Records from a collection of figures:
........

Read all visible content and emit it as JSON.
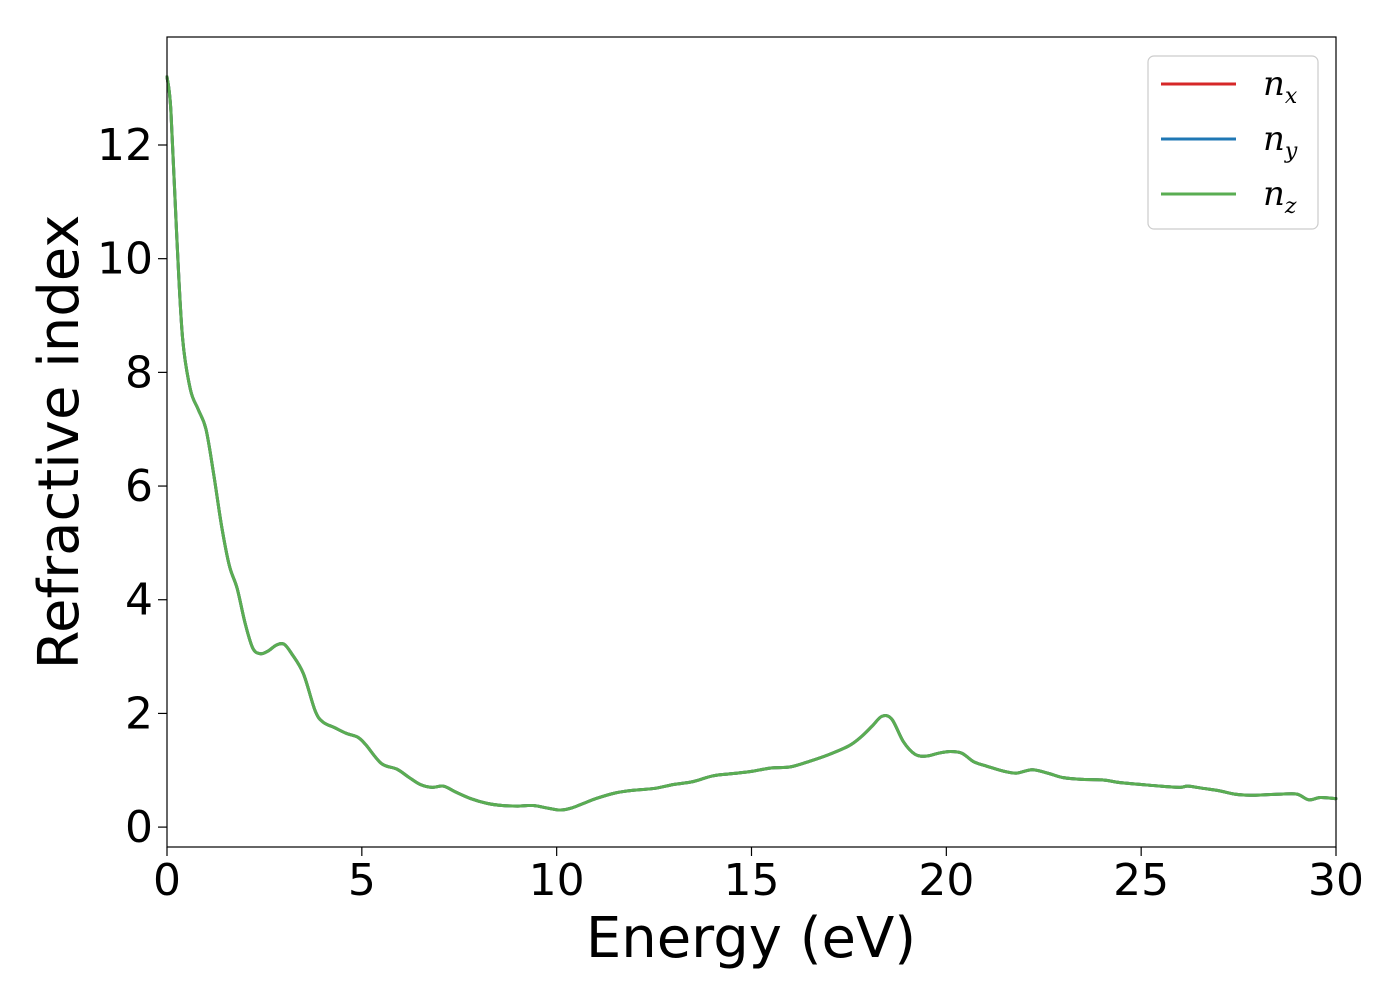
{
  "chart_data": {
    "type": "line",
    "title": "",
    "xlabel": "Energy (eV)",
    "ylabel": "Refractive index",
    "xlim": [
      0,
      30
    ],
    "ylim": [
      -0.35,
      13.9
    ],
    "xticks": [
      0,
      5,
      10,
      15,
      20,
      25,
      30
    ],
    "yticks": [
      0,
      2,
      4,
      6,
      8,
      10,
      12
    ],
    "grid": false,
    "legend": "top-right",
    "x": [
      0,
      0.1,
      0.25,
      0.4,
      0.6,
      0.8,
      1.0,
      1.2,
      1.4,
      1.6,
      1.8,
      2.0,
      2.2,
      2.4,
      2.6,
      2.8,
      3.0,
      3.2,
      3.5,
      3.8,
      4.0,
      4.3,
      4.6,
      4.9,
      5.1,
      5.5,
      5.9,
      6.2,
      6.5,
      6.8,
      7.1,
      7.4,
      7.8,
      8.2,
      8.6,
      9.0,
      9.4,
      9.8,
      10.1,
      10.4,
      10.7,
      11.0,
      11.5,
      12.0,
      12.5,
      13.0,
      13.5,
      14.0,
      14.5,
      15.0,
      15.5,
      16.0,
      16.5,
      17.0,
      17.5,
      17.8,
      18.1,
      18.35,
      18.6,
      18.9,
      19.2,
      19.5,
      19.8,
      20.1,
      20.4,
      20.7,
      21.0,
      21.5,
      21.8,
      22.2,
      22.6,
      23.0,
      23.5,
      24.0,
      24.5,
      25.0,
      25.5,
      26.0,
      26.2,
      26.6,
      27.0,
      27.4,
      27.8,
      28.2,
      28.6,
      29.0,
      29.3,
      29.6,
      30.0
    ],
    "series": [
      {
        "name": "x",
        "color": "#d62728",
        "values": [
          13.2,
          12.6,
          10.4,
          8.6,
          7.7,
          7.35,
          7.0,
          6.2,
          5.3,
          4.6,
          4.2,
          3.6,
          3.15,
          3.05,
          3.1,
          3.2,
          3.22,
          3.05,
          2.7,
          2.05,
          1.85,
          1.75,
          1.65,
          1.58,
          1.45,
          1.12,
          1.02,
          0.88,
          0.75,
          0.7,
          0.72,
          0.62,
          0.5,
          0.42,
          0.38,
          0.37,
          0.38,
          0.33,
          0.3,
          0.34,
          0.42,
          0.5,
          0.6,
          0.65,
          0.68,
          0.75,
          0.8,
          0.9,
          0.94,
          0.98,
          1.04,
          1.06,
          1.16,
          1.28,
          1.43,
          1.58,
          1.78,
          1.95,
          1.9,
          1.5,
          1.28,
          1.25,
          1.3,
          1.33,
          1.3,
          1.15,
          1.08,
          0.98,
          0.95,
          1.01,
          0.95,
          0.87,
          0.84,
          0.83,
          0.78,
          0.75,
          0.72,
          0.7,
          0.72,
          0.68,
          0.64,
          0.58,
          0.56,
          0.57,
          0.58,
          0.58,
          0.48,
          0.52,
          0.5
        ]
      },
      {
        "name": "y",
        "color": "#1f77b4",
        "values": [
          13.2,
          12.6,
          10.4,
          8.6,
          7.7,
          7.35,
          7.0,
          6.2,
          5.3,
          4.6,
          4.2,
          3.6,
          3.15,
          3.05,
          3.1,
          3.2,
          3.22,
          3.05,
          2.7,
          2.05,
          1.85,
          1.75,
          1.65,
          1.58,
          1.45,
          1.12,
          1.02,
          0.88,
          0.75,
          0.7,
          0.72,
          0.62,
          0.5,
          0.42,
          0.38,
          0.37,
          0.38,
          0.33,
          0.3,
          0.34,
          0.42,
          0.5,
          0.6,
          0.65,
          0.68,
          0.75,
          0.8,
          0.9,
          0.94,
          0.98,
          1.04,
          1.06,
          1.16,
          1.28,
          1.43,
          1.58,
          1.78,
          1.95,
          1.9,
          1.5,
          1.28,
          1.25,
          1.3,
          1.33,
          1.3,
          1.15,
          1.08,
          0.98,
          0.95,
          1.01,
          0.95,
          0.87,
          0.84,
          0.83,
          0.78,
          0.75,
          0.72,
          0.7,
          0.72,
          0.68,
          0.64,
          0.58,
          0.56,
          0.57,
          0.58,
          0.58,
          0.48,
          0.52,
          0.5
        ]
      },
      {
        "name": "z",
        "color": "#5aad52",
        "values": [
          13.2,
          12.6,
          10.4,
          8.6,
          7.7,
          7.35,
          7.0,
          6.2,
          5.3,
          4.6,
          4.2,
          3.6,
          3.15,
          3.05,
          3.1,
          3.2,
          3.22,
          3.05,
          2.7,
          2.05,
          1.85,
          1.75,
          1.65,
          1.58,
          1.45,
          1.12,
          1.02,
          0.88,
          0.75,
          0.7,
          0.72,
          0.62,
          0.5,
          0.42,
          0.38,
          0.37,
          0.38,
          0.33,
          0.3,
          0.34,
          0.42,
          0.5,
          0.6,
          0.65,
          0.68,
          0.75,
          0.8,
          0.9,
          0.94,
          0.98,
          1.04,
          1.06,
          1.16,
          1.28,
          1.43,
          1.58,
          1.78,
          1.95,
          1.9,
          1.5,
          1.28,
          1.25,
          1.3,
          1.33,
          1.3,
          1.15,
          1.08,
          0.98,
          0.95,
          1.01,
          0.95,
          0.87,
          0.84,
          0.83,
          0.78,
          0.75,
          0.72,
          0.7,
          0.72,
          0.68,
          0.64,
          0.58,
          0.56,
          0.57,
          0.58,
          0.58,
          0.48,
          0.52,
          0.5
        ]
      }
    ],
    "legend_entries": [
      {
        "base": "n",
        "sub": "x",
        "color": "#d62728"
      },
      {
        "base": "n",
        "sub": "y",
        "color": "#1f77b4"
      },
      {
        "base": "n",
        "sub": "z",
        "color": "#5aad52"
      }
    ]
  }
}
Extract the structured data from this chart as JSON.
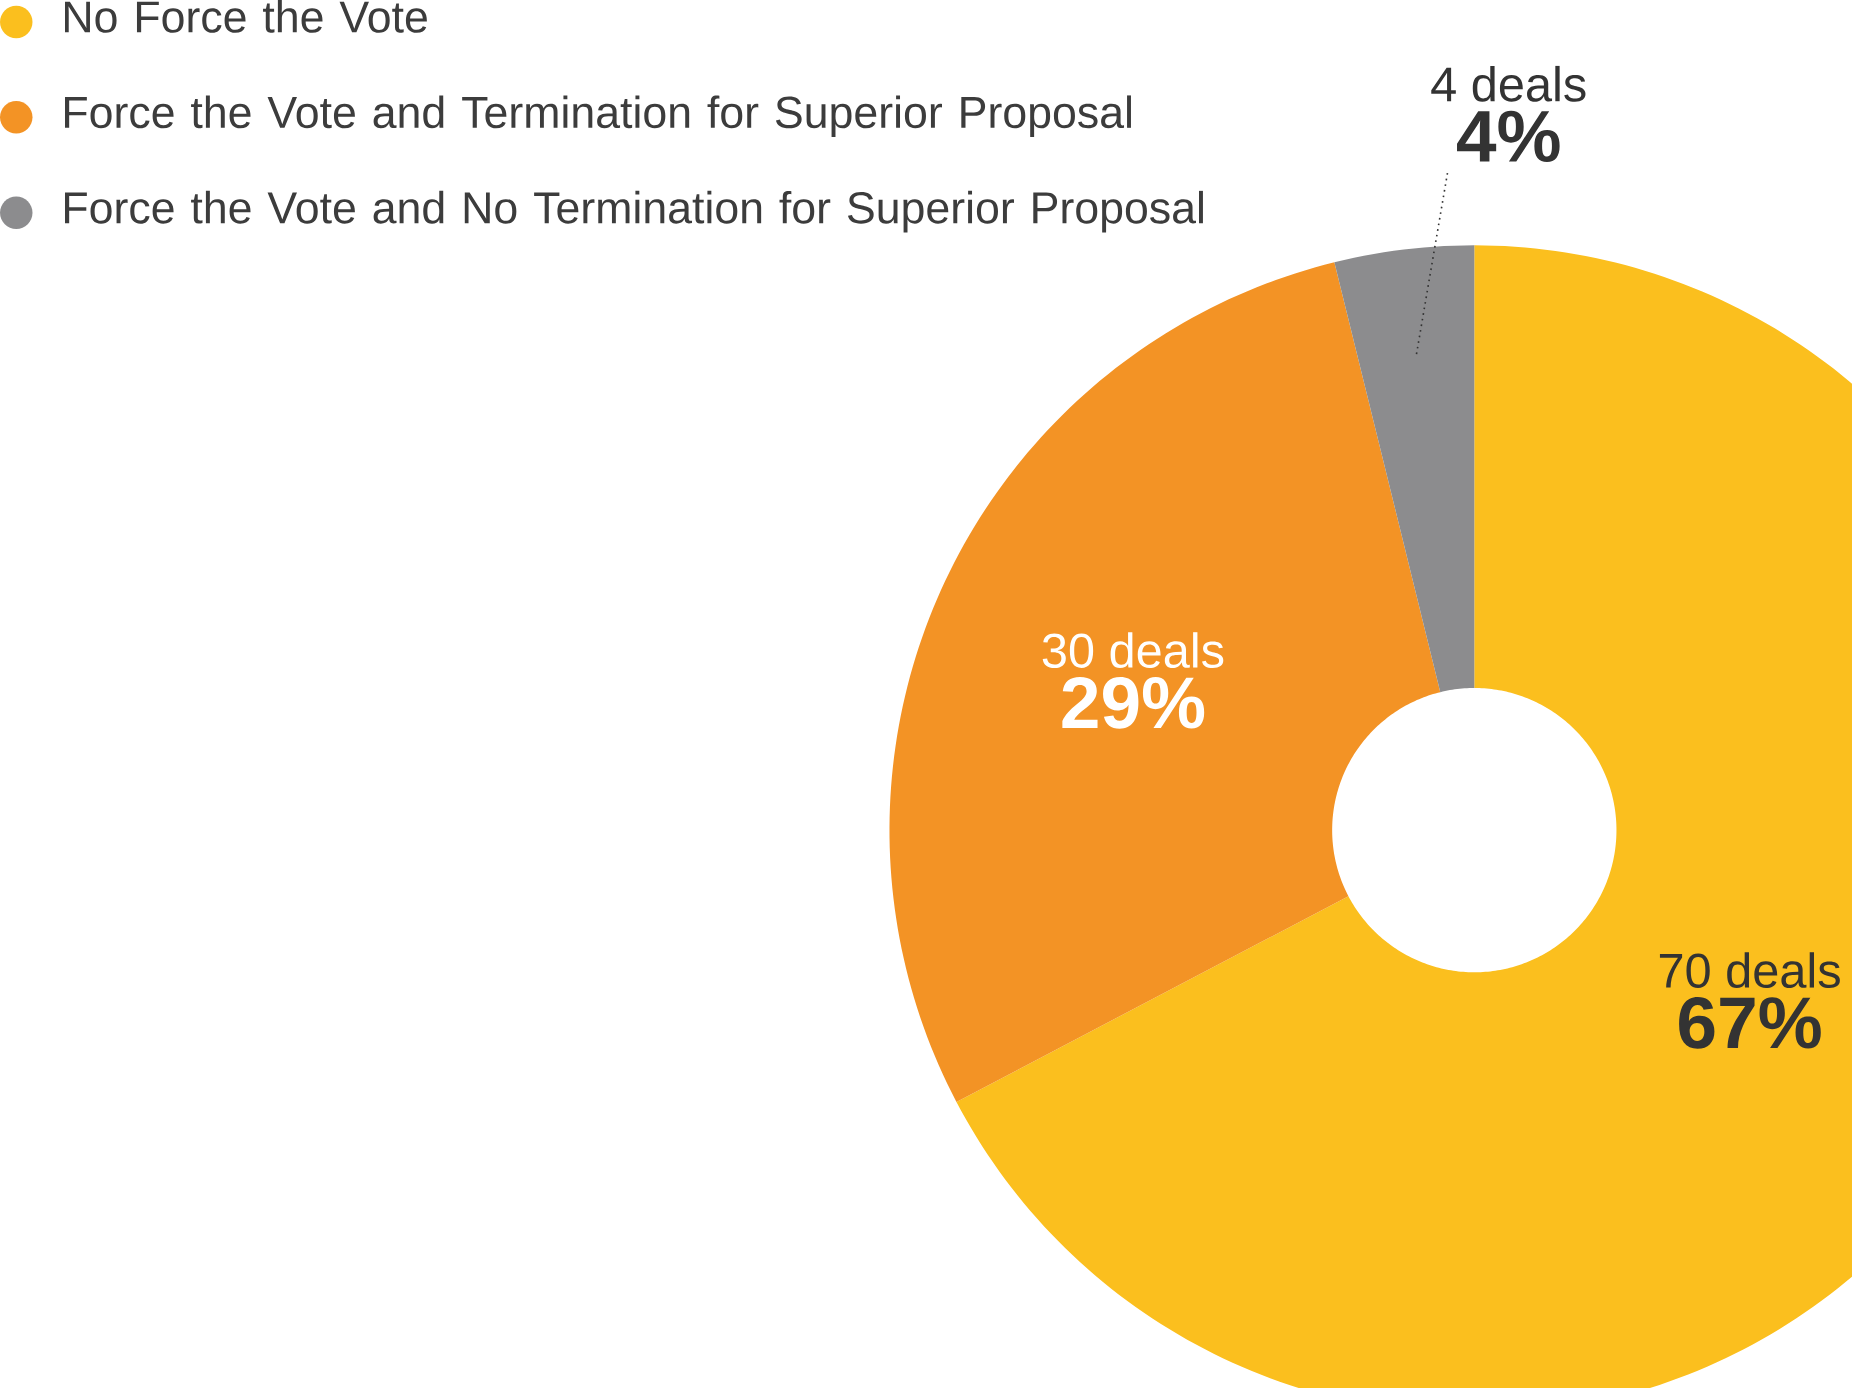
{
  "chart_data": {
    "type": "donut",
    "categories": [
      "No Force the Vote",
      "Force the Vote and Termination for Superior Proposal",
      "Force the Vote and No Termination for Superior Proposal"
    ],
    "values": [
      70,
      30,
      4
    ],
    "colors": [
      "#fbbf1e",
      "#f39325",
      "#8c8c8e"
    ],
    "value_labels": [
      "70 deals",
      "30 deals",
      "4 deals"
    ],
    "annotations": [
      "67%",
      "29%",
      "4%"
    ],
    "legend": "top left"
  }
}
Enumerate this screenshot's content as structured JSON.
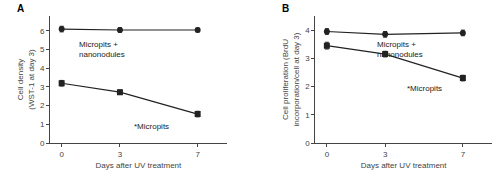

........

Verbatim reproduction of every record is required; images are left out.

Completed exercise:
Read all visible content and emit it as JSON.
{
  "chart_data": {
    "type": "line",
    "title": "",
    "xlabel": "Energy (eV)",
    "ylabel": "Refractive index",
    "xlim": [
      0,
      30
    ],
    "ylim": [
      -0.35,
      13.9
    ],
    "xticks": [
      0,
      5,
      10,
      15,
      20,
      25,
      30
    ],
    "yticks": [
      0,
      2,
      4,
      6,
      8,
      10,
      12
    ],
    "grid": false,
    "legend": "top-right",
    "x": [
      0,
      0.1,
      0.25,
      0.4,
      0.6,
      0.8,
      1.0,
      1.2,
      1.4,
      1.6,
      1.8,
      2.0,
      2.2,
      2.4,
      2.6,
      2.8,
      3.0,
      3.2,
      3.5,
      3.8,
      4.0,
      4.3,
      4.6,
      4.9,
      5.1,
      5.5,
      5.9,
      6.2,
      6.5,
      6.8,
      7.1,
      7.4,
      7.8,
      8.2,
      8.6,
      9.0,
      9.4,
      9.8,
      10.1,
      10.4,
      10.7,
      11.0,
      11.5,
      12.0,
      12.5,
      13.0,
      13.5,
      14.0,
      14.5,
      15.0,
      15.5,
      16.0,
      16.5,
      17.0,
      17.5,
      17.8,
      18.1,
      18.35,
      18.6,
      18.9,
      19.2,
      19.5,
      19.8,
      20.1,
      20.4,
      20.7,
      21.0,
      21.5,
      21.8,
      22.2,
      22.6,
      23.0,
      23.5,
      24.0,
      24.5,
      25.0,
      25.5,
      26.0,
      26.2,
      26.6,
      27.0,
      27.4,
      27.8,
      28.2,
      28.6,
      29.0,
      29.3,
      29.6,
      30.0
    ],
    "series": [
      {
        "name": "x",
        "color": "#d62728",
        "values": [
          13.2,
          12.6,
          10.4,
          8.6,
          7.7,
          7.35,
          7.0,
          6.2,
          5.3,
          4.6,
          4.2,
          3.6,
          3.15,
          3.05,
          3.1,
          3.2,
          3.22,
          3.05,
          2.7,
          2.05,
          1.85,
          1.75,
          1.65,
          1.58,
          1.45,
          1.12,
          1.02,
          0.88,
          0.75,
          0.7,
          0.72,
          0.62,
          0.5,
          0.42,
          0.38,
          0.37,
          0.38,
          0.33,
          0.3,
          0.34,
          0.42,
          0.5,
          0.6,
          0.65,
          0.68,
          0.75,
          0.8,
          0.9,
          0.94,
          0.98,
          1.04,
          1.06,
          1.16,
          1.28,
          1.43,
          1.58,
          1.78,
          1.95,
          1.9,
          1.5,
          1.28,
          1.25,
          1.3,
          1.33,
          1.3,
          1.15,
          1.08,
          0.98,
          0.95,
          1.01,
          0.95,
          0.87,
          0.84,
          0.83,
          0.78,
          0.75,
          0.72,
          0.7,
          0.72,
          0.68,
          0.64,
          0.58,
          0.56,
          0.57,
          0.58,
          0.58,
          0.48,
          0.52,
          0.5
        ]
      },
      {
        "name": "y",
        "color": "#1f77b4",
        "values": [
          13.2,
          12.6,
          10.4,
          8.6,
          7.7,
          7.35,
          7.0,
          6.2,
          5.3,
          4.6,
          4.2,
          3.6,
          3.15,
          3.05,
          3.1,
          3.2,
          3.22,
          3.05,
          2.7,
          2.05,
          1.85,
          1.75,
          1.65,
          1.58,
          1.45,
          1.12,
          1.02,
          0.88,
          0.75,
          0.7,
          0.72,
          0.62,
          0.5,
          0.42,
          0.38,
          0.37,
          0.38,
          0.33,
          0.3,
          0.34,
          0.42,
          0.5,
          0.6,
          0.65,
          0.68,
          0.75,
          0.8,
          0.9,
          0.94,
          0.98,
          1.04,
          1.06,
          1.16,
          1.28,
          1.43,
          1.58,
          1.78,
          1.95,
          1.9,
          1.5,
          1.28,
          1.25,
          1.3,
          1.33,
          1.3,
          1.15,
          1.08,
          0.98,
          0.95,
          1.01,
          0.95,
          0.87,
          0.84,
          0.83,
          0.78,
          0.75,
          0.72,
          0.7,
          0.72,
          0.68,
          0.64,
          0.58,
          0.56,
          0.57,
          0.58,
          0.58,
          0.48,
          0.52,
          0.5
        ]
      },
      {
        "name": "z",
        "color": "#5aad52",
        "values": [
          13.2,
          12.6,
          10.4,
          8.6,
          7.7,
          7.35,
          7.0,
          6.2,
          5.3,
          4.6,
          4.2,
          3.6,
          3.15,
          3.05,
          3.1,
          3.2,
          3.22,
          3.05,
          2.7,
          2.05,
          1.85,
          1.75,
          1.65,
          1.58,
          1.45,
          1.12,
          1.02,
          0.88,
          0.75,
          0.7,
          0.72,
          0.62,
          0.5,
          0.42,
          0.38,
          0.37,
          0.38,
          0.33,
          0.3,
          0.34,
          0.42,
          0.5,
          0.6,
          0.65,
          0.68,
          0.75,
          0.8,
          0.9,
          0.94,
          0.98,
          1.04,
          1.06,
          1.16,
          1.28,
          1.43,
          1.58,
          1.78,
          1.95,
          1.9,
          1.5,
          1.28,
          1.25,
          1.3,
          1.33,
          1.3,
          1.15,
          1.08,
          0.98,
          0.95,
          1.01,
          0.95,
          0.87,
          0.84,
          0.83,
          0.78,
          0.75,
          0.72,
          0.7,
          0.72,
          0.68,
          0.64,
          0.58,
          0.56,
          0.57,
          0.58,
          0.58,
          0.48,
          0.52,
          0.5
        ]
      }
    ],
    "legend_entries": [
      {
        "base": "n",
        "sub": "x",
        "color": "#d62728"
      },
      {
        "base": "n",
        "sub": "y",
        "color": "#1f77b4"
      },
      {
        "base": "n",
        "sub": "z",
        "color": "#5aad52"
      }
    ]
  }
}
Extract the structured data from this chart as JSON.
{
  "chart_data": {
    "type": "donut",
    "categories": [
      "No Force the Vote",
      "Force the Vote and Termination for Superior Proposal",
      "Force the Vote and No Termination for Superior Proposal"
    ],
    "values": [
      70,
      30,
      4
    ],
    "colors": [
      "#fbbf1e",
      "#f39325",
      "#8c8c8e"
    ],
    "value_labels": [
      "70 deals",
      "30 deals",
      "4 deals"
    ],
    "annotations": [
      "67%",
      "29%",
      "4%"
    ],
    "legend": "top left"
  }
}
Enumerate this screenshot's content as structured JSON.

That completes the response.